Task statement:
Print the listing as it stands, omitting all images.

Dataset entries:

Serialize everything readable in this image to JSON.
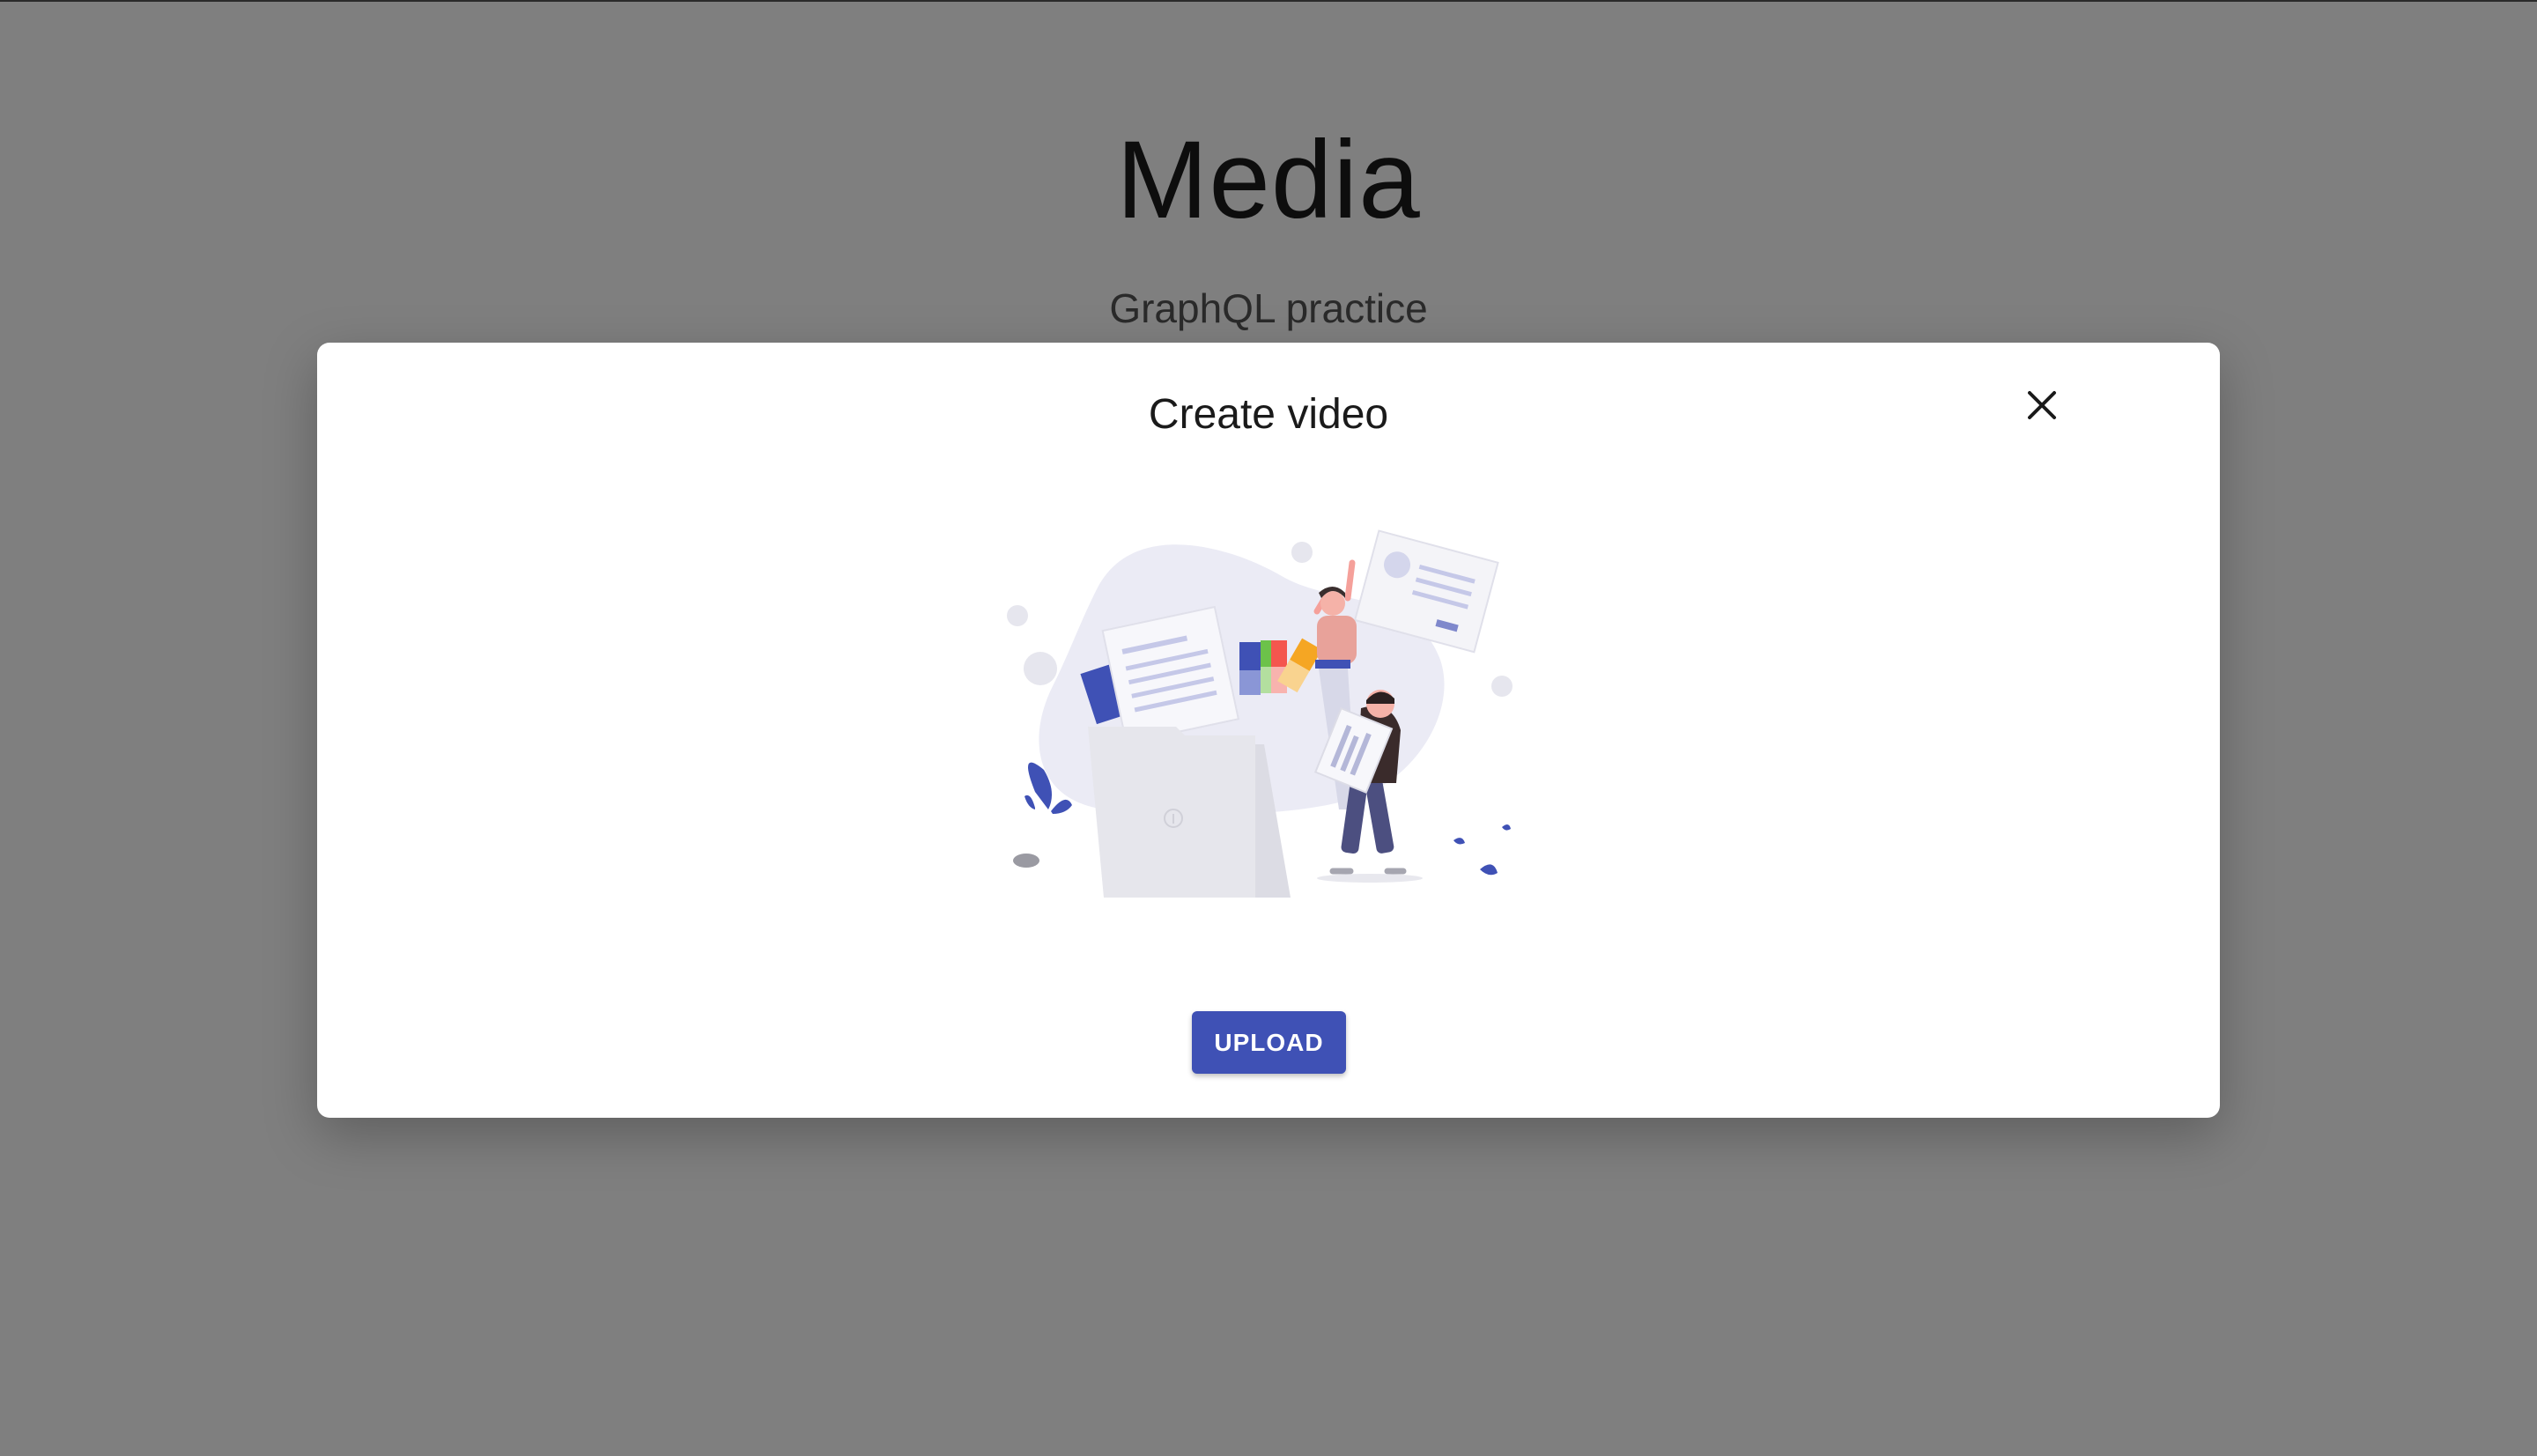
{
  "page": {
    "title": "Media",
    "subtitle": "GraphQL practice"
  },
  "dialog": {
    "title": "Create video",
    "close_icon": "close-icon",
    "illustration": "upload-folder-illustration",
    "upload_label": "UPLOAD"
  },
  "colors": {
    "backdrop": "rgba(0,0,0,0.5)",
    "primary": "#3f51b5",
    "dialog_bg": "#ffffff"
  }
}
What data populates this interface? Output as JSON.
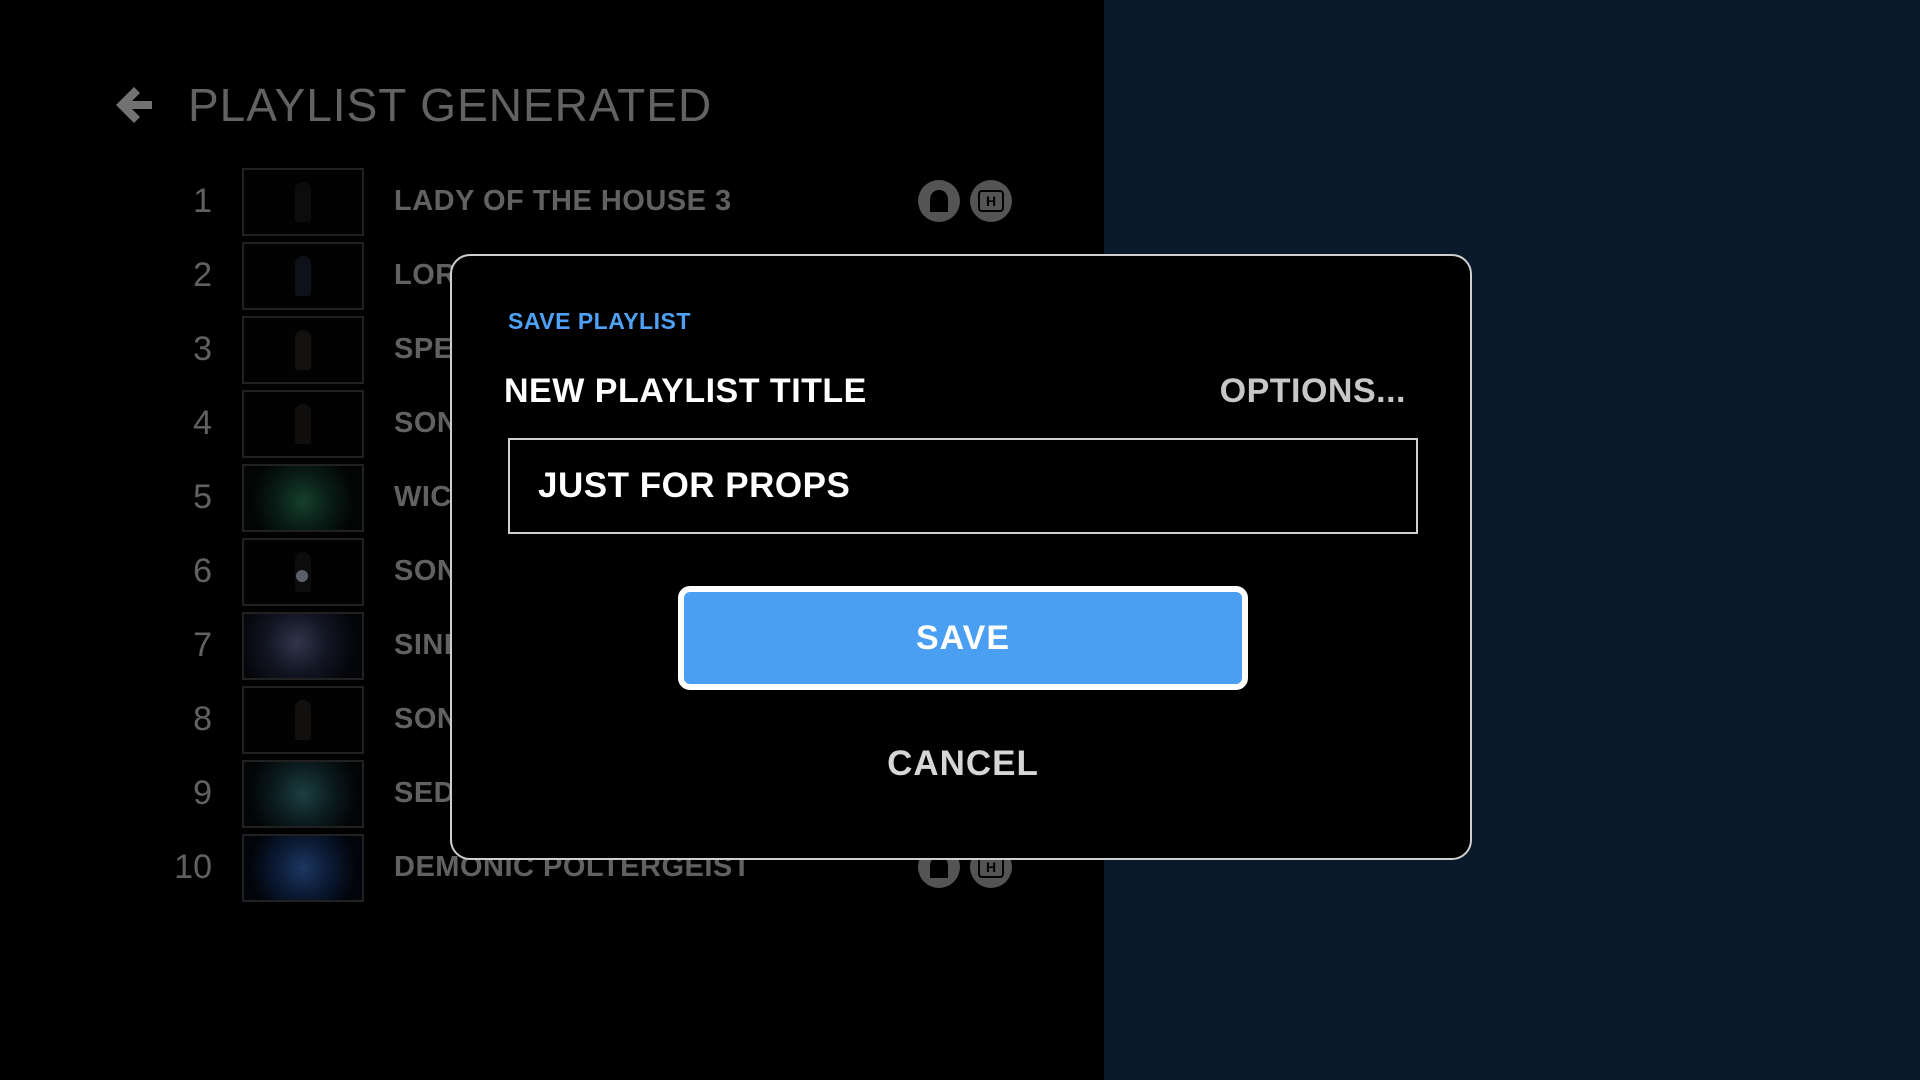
{
  "header": {
    "title": "PLAYLIST GENERATED"
  },
  "playlist": {
    "items": [
      {
        "number": "1",
        "title": "LADY OF THE HOUSE 3"
      },
      {
        "number": "2",
        "title": "LOR"
      },
      {
        "number": "3",
        "title": "SPE"
      },
      {
        "number": "4",
        "title": "SON"
      },
      {
        "number": "5",
        "title": "WIC"
      },
      {
        "number": "6",
        "title": "SON"
      },
      {
        "number": "7",
        "title": "SINI"
      },
      {
        "number": "8",
        "title": "SON"
      },
      {
        "number": "9",
        "title": "SED"
      },
      {
        "number": "10",
        "title": "DEMONIC POLTERGEIST"
      }
    ],
    "badge_letter": "H"
  },
  "dialog": {
    "label": "SAVE PLAYLIST",
    "field_label": "NEW PLAYLIST TITLE",
    "options_label": "OPTIONS...",
    "title_value": "JUST FOR PROPS",
    "save_label": "SAVE",
    "cancel_label": "CANCEL"
  },
  "colors": {
    "accent": "#4a9ff2",
    "label_blue": "#4ea1f5",
    "right_panel": "#0a1a2b"
  },
  "icons": {
    "back": "arrow-left-icon",
    "ghost_badge": "ghost-icon",
    "hd_badge": "h-badge-icon"
  }
}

Solution:
Serialize everything readable in this image to JSON.
{
  "page": {
    "title": "Media",
    "subtitle": "GraphQL practice"
  },
  "dialog": {
    "title": "Create video",
    "close_icon": "close-icon",
    "illustration": "upload-folder-illustration",
    "upload_label": "UPLOAD"
  },
  "colors": {
    "backdrop": "rgba(0,0,0,0.5)",
    "primary": "#3f51b5",
    "dialog_bg": "#ffffff"
  }
}
What data populates this interface? Output as JSON.
{
  "header": {
    "title": "PLAYLIST GENERATED"
  },
  "playlist": {
    "items": [
      {
        "number": "1",
        "title": "LADY OF THE HOUSE 3"
      },
      {
        "number": "2",
        "title": "LOR"
      },
      {
        "number": "3",
        "title": "SPE"
      },
      {
        "number": "4",
        "title": "SON"
      },
      {
        "number": "5",
        "title": "WIC"
      },
      {
        "number": "6",
        "title": "SON"
      },
      {
        "number": "7",
        "title": "SINI"
      },
      {
        "number": "8",
        "title": "SON"
      },
      {
        "number": "9",
        "title": "SED"
      },
      {
        "number": "10",
        "title": "DEMONIC POLTERGEIST"
      }
    ],
    "badge_letter": "H"
  },
  "dialog": {
    "label": "SAVE PLAYLIST",
    "field_label": "NEW PLAYLIST TITLE",
    "options_label": "OPTIONS...",
    "title_value": "JUST FOR PROPS",
    "save_label": "SAVE",
    "cancel_label": "CANCEL"
  },
  "colors": {
    "accent": "#4a9ff2",
    "label_blue": "#4ea1f5",
    "right_panel": "#0a1a2b"
  },
  "icons": {
    "back": "arrow-left-icon",
    "ghost_badge": "ghost-icon",
    "hd_badge": "h-badge-icon"
  }
}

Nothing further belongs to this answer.